### Task description
The entries below are to be transcribed in full, without their images.

[Recorded data]
-------------------------

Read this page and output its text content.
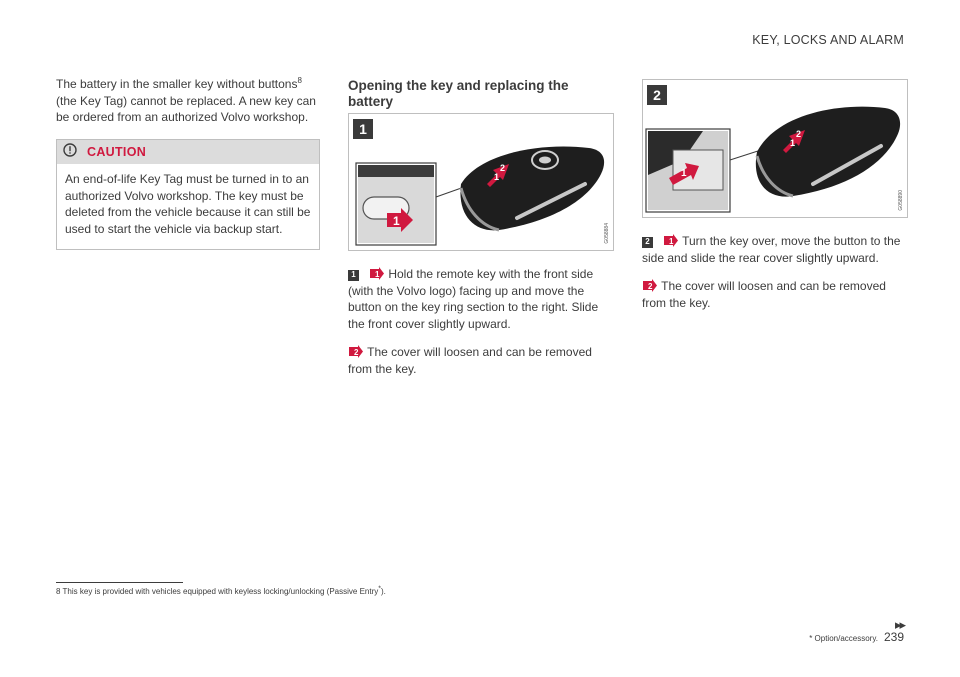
KEY, LOCKS AND ALARM

The battery in the smaller key without buttons$^8$ (the Key Tag) cannot be replaced. A new key can be ordered from an authorized Volvo workshop.

CAUTION
An end-of-life Key Tag must be turned in to an authorized Volvo workshop. The key must be deleted from the vehicle because it can still be used to start the vehicle via backup start.
Opening the key and replacing the battery
1
1
1
2
G058884

1 1 Hold the remote key with the front side (with the Volvo logo) facing up and move the button on the key ring section to the right. Slide the front cover slightly upward.

2 The cover will loosen and can be removed from the key.

2
1
1
2
G058890

2 1 Turn the key over, move the button to the side and slide the rear cover slightly upward.

2 The cover will loosen and can be removed from the key.

8 This key is provided with vehicles equipped with keyless locking/unlocking (Passive Entry*).
▸▸
* Option/accessory. 239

-------------------------

### Solution below
Read this page and output its text content.
KEY, LOCKS AND ALARM

The battery in the smaller key without buttons$^8$ (the Key Tag) cannot be replaced. A new key can be ordered from an authorized Volvo workshop.

CAUTION
An end-of-life Key Tag must be turned in to an authorized Volvo workshop. The key must be deleted from the vehicle because it can still be used to start the vehicle via backup start.
Opening the key and replacing the battery
1
1
1
2
G058884

1 1 Hold the remote key with the front side (with the Volvo logo) facing up and move the button on the key ring section to the right. Slide the front cover slightly upward.

2 The cover will loosen and can be removed from the key.

2
1
1
2
G058890

2 1 Turn the key over, move the button to the side and slide the rear cover slightly upward.

2 The cover will loosen and can be removed from the key.

8 This key is provided with vehicles equipped with keyless locking/unlocking (Passive Entry*).
▸▸
* Option/accessory. 239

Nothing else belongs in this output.